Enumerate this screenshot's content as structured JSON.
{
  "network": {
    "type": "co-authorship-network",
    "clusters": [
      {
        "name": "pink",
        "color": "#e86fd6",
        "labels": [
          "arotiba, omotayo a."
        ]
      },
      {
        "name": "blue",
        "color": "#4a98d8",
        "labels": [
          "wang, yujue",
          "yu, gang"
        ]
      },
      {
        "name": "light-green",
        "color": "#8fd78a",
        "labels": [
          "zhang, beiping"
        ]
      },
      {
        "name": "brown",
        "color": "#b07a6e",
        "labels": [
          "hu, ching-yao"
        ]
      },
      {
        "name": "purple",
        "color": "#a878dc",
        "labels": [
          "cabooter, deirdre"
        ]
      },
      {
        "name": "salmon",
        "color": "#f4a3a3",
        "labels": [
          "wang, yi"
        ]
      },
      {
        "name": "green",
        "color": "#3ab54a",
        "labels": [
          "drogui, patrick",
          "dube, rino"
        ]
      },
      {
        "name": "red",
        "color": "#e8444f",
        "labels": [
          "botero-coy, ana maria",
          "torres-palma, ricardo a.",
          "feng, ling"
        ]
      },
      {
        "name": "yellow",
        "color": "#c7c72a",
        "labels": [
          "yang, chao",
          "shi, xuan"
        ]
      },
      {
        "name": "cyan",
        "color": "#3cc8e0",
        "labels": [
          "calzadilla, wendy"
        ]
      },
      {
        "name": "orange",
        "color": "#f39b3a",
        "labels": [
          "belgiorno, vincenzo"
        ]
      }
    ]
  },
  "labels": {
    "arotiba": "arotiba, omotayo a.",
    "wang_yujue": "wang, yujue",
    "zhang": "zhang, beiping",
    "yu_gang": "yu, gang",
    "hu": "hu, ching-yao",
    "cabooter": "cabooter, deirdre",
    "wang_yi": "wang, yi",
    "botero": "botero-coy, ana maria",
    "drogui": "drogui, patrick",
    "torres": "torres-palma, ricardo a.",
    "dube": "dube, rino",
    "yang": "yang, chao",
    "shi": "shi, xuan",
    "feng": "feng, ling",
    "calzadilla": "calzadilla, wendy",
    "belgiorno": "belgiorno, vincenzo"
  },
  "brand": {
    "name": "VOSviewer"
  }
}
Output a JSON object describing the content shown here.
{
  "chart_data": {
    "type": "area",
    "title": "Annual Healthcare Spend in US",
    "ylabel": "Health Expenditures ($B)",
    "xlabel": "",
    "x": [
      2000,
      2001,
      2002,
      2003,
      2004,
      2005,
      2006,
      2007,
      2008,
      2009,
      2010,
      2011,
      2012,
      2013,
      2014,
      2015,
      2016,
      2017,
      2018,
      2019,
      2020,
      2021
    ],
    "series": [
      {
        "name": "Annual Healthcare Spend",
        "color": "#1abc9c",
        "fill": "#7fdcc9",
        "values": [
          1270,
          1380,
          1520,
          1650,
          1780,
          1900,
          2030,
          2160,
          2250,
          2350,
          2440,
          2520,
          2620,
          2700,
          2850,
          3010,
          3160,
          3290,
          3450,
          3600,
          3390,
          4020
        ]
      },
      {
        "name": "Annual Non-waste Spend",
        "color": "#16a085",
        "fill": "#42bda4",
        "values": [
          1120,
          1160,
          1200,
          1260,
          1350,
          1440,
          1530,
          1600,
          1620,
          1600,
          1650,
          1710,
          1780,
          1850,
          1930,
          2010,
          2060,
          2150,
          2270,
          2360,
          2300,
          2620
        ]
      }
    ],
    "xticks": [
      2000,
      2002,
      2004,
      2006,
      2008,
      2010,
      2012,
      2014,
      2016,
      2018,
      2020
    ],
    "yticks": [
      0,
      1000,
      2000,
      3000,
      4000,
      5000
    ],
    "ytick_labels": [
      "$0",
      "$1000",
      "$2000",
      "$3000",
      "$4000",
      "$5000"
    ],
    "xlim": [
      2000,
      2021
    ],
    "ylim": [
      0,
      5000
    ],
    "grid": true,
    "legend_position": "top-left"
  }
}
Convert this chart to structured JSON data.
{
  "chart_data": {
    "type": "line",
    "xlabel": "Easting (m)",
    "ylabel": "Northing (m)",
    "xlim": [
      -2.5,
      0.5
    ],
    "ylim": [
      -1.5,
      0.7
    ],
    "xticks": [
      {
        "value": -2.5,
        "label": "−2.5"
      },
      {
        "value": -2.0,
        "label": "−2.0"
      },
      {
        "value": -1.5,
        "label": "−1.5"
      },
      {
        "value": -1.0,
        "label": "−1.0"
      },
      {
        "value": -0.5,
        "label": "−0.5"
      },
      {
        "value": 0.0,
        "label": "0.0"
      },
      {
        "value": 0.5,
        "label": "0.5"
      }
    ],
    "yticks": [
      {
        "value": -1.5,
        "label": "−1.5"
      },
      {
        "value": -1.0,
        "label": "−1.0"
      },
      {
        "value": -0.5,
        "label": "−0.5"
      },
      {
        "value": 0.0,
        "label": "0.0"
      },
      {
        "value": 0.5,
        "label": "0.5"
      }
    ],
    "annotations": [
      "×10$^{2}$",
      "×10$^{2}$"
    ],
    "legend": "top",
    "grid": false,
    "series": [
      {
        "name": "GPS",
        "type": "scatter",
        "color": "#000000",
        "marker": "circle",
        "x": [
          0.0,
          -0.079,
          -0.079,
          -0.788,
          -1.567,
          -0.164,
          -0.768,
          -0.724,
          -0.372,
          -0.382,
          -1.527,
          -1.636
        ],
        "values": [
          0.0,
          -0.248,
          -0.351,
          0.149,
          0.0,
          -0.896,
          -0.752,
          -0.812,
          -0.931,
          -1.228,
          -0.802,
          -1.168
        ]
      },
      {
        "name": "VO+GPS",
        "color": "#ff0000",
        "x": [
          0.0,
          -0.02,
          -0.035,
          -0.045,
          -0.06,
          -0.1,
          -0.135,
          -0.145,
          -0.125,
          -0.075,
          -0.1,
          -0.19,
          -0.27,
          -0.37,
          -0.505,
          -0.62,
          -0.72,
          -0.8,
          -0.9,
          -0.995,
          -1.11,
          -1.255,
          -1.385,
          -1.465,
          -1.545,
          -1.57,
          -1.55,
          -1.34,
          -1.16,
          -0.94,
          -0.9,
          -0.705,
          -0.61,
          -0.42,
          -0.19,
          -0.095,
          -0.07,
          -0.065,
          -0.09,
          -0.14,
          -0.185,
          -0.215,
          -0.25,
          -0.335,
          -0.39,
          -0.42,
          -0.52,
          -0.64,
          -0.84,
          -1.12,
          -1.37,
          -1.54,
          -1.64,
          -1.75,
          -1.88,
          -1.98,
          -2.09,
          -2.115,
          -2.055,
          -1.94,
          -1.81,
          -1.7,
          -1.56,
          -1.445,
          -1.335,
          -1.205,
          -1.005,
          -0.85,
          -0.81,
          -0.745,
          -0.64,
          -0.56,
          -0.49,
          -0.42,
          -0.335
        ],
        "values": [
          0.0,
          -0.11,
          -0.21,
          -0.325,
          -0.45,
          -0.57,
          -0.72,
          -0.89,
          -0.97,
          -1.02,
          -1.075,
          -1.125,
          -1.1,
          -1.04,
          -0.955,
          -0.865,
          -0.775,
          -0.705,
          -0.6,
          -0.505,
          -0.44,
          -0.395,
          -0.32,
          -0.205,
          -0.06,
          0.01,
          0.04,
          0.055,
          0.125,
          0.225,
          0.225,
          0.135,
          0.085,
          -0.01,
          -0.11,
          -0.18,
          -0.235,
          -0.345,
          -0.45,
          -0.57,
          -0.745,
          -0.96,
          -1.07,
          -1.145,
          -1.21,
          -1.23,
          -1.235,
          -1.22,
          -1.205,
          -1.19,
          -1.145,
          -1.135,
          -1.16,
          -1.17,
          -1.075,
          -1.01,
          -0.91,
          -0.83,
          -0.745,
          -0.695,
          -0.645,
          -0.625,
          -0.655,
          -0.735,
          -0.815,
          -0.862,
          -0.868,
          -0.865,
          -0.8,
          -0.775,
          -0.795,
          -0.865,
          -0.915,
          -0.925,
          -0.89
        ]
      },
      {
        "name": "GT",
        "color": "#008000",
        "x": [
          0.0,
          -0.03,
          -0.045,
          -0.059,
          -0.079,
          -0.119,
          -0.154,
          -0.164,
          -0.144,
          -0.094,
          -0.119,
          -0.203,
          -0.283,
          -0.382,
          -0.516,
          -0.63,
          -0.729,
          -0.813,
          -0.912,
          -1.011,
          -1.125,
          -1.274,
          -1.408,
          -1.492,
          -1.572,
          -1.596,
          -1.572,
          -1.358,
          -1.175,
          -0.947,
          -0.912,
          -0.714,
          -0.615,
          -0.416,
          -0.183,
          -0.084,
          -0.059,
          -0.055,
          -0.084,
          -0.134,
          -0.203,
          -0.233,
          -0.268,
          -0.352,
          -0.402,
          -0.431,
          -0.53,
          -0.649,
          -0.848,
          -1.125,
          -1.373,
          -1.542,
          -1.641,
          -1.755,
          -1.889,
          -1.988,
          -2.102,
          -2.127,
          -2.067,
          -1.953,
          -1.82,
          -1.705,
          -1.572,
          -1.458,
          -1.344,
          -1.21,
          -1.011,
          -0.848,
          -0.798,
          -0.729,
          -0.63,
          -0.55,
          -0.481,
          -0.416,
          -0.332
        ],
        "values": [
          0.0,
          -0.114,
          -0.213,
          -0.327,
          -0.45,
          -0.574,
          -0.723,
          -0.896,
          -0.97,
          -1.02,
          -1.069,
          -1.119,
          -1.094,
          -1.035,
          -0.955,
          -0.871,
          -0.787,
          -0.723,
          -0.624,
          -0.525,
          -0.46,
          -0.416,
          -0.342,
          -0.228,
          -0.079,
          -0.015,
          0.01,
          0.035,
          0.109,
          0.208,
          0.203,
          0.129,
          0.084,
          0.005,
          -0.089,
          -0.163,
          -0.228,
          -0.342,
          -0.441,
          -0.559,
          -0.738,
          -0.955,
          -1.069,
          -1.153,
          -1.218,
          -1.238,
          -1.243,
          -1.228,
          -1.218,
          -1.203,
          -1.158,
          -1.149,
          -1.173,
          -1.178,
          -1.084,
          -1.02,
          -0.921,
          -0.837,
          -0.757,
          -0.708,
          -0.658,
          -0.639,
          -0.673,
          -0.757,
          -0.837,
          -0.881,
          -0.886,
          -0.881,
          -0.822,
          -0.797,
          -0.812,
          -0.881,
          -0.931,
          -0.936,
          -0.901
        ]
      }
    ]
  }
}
++++++++++
Select every line where the word "wendy" occurs.

          "calzadilla, wendy"
    "calzadilla": "calzadilla, wendy",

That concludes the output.